## EXERCISE OBJECTIVE:
Report how many lines contain "Auto". Give the number and nothing else.

## DATA FOR THIS TASK:
▼

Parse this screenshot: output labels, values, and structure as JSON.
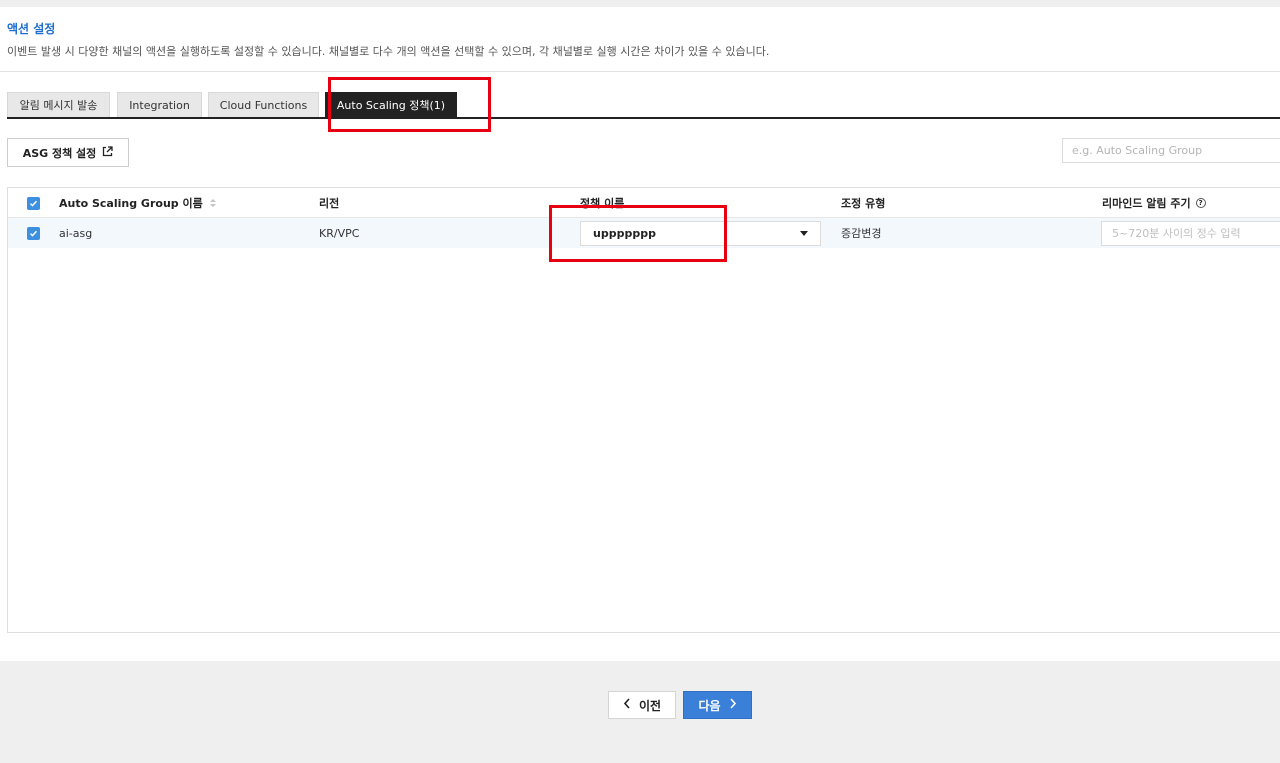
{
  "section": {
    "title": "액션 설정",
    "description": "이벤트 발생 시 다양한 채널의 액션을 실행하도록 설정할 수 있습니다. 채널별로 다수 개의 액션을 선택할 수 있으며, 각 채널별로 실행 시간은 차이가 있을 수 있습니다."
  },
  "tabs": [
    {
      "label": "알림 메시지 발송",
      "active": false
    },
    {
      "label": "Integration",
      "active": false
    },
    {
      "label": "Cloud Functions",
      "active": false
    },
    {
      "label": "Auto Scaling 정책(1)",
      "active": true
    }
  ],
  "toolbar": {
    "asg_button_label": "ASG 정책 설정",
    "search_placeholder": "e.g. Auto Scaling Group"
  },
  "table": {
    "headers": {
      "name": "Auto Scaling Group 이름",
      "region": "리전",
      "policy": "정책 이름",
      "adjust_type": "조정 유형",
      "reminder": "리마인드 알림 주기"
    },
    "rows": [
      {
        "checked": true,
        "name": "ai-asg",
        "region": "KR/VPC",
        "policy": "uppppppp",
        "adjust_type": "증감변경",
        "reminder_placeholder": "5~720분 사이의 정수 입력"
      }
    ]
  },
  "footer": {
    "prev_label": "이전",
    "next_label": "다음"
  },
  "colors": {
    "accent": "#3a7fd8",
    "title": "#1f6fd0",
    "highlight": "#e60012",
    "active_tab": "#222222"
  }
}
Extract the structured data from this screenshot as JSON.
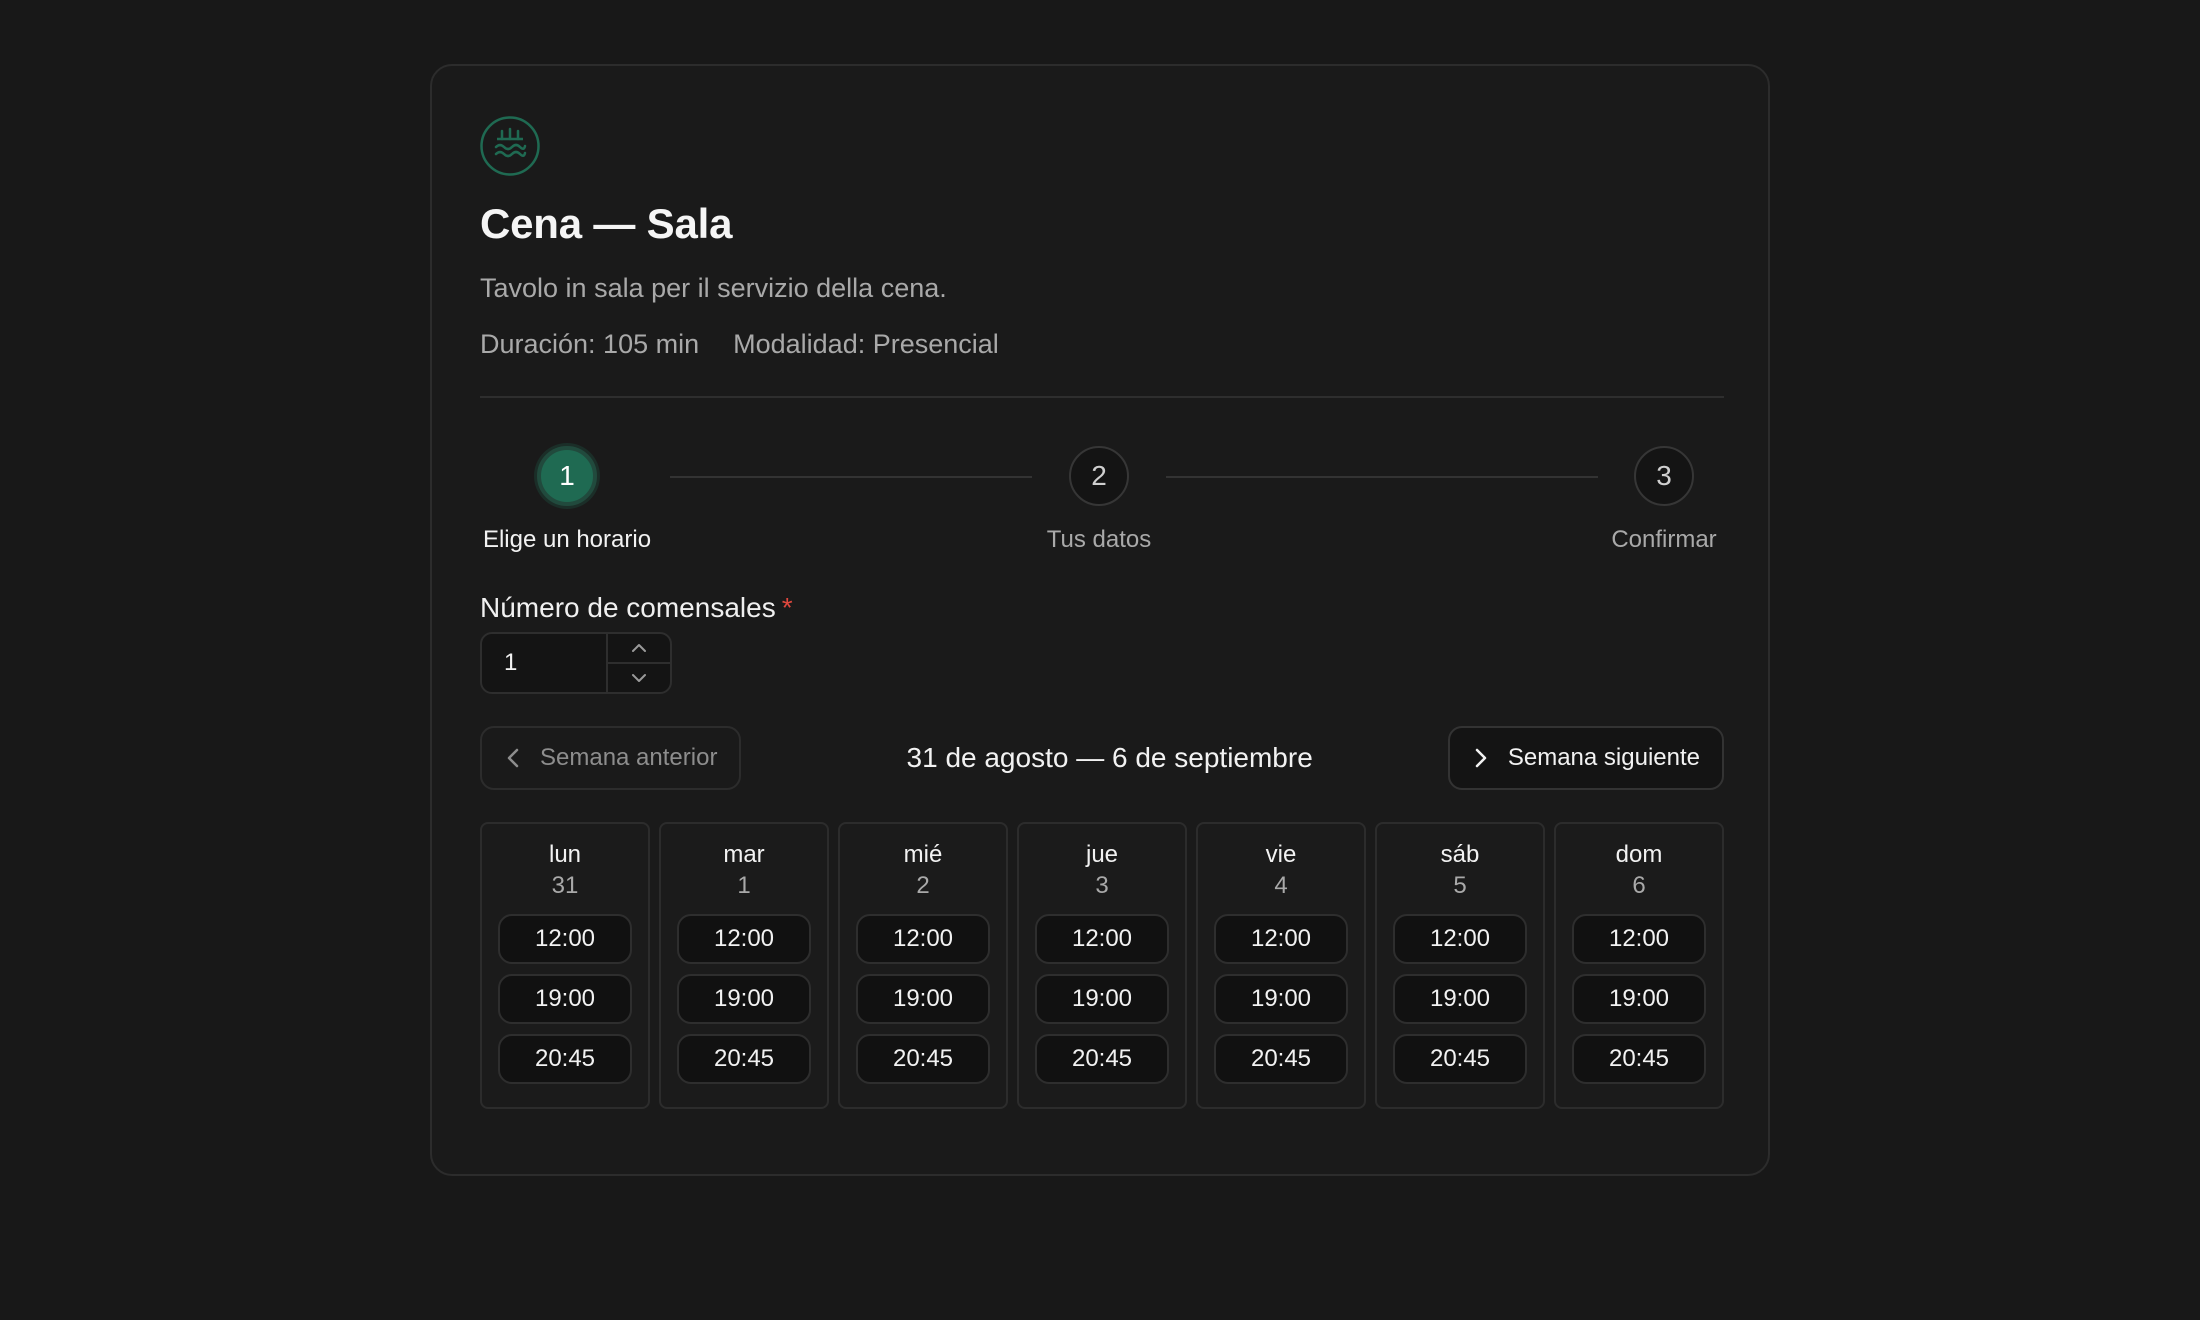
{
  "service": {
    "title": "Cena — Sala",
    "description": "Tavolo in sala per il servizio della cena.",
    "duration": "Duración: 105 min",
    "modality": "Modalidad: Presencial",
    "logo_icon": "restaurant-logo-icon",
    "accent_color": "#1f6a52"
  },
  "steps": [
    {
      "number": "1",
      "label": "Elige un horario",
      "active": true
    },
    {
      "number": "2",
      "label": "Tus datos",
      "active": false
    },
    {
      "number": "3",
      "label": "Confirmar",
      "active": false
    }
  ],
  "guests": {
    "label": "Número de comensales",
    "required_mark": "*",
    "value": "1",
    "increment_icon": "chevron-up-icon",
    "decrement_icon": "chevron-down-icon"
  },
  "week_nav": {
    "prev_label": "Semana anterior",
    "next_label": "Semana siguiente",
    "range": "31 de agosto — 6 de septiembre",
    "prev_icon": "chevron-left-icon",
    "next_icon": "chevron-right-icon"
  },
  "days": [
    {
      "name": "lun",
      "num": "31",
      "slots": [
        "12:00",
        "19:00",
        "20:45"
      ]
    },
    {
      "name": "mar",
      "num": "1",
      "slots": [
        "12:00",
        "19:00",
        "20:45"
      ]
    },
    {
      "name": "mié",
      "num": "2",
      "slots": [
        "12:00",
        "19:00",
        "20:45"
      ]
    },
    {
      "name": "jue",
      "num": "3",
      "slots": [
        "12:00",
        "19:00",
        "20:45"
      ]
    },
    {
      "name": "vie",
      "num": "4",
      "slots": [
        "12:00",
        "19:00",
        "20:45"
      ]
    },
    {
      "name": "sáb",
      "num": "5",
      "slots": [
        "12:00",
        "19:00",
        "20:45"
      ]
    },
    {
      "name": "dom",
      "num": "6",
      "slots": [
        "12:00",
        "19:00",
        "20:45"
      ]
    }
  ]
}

▲

## RESULT OF THE EXERCISE:
3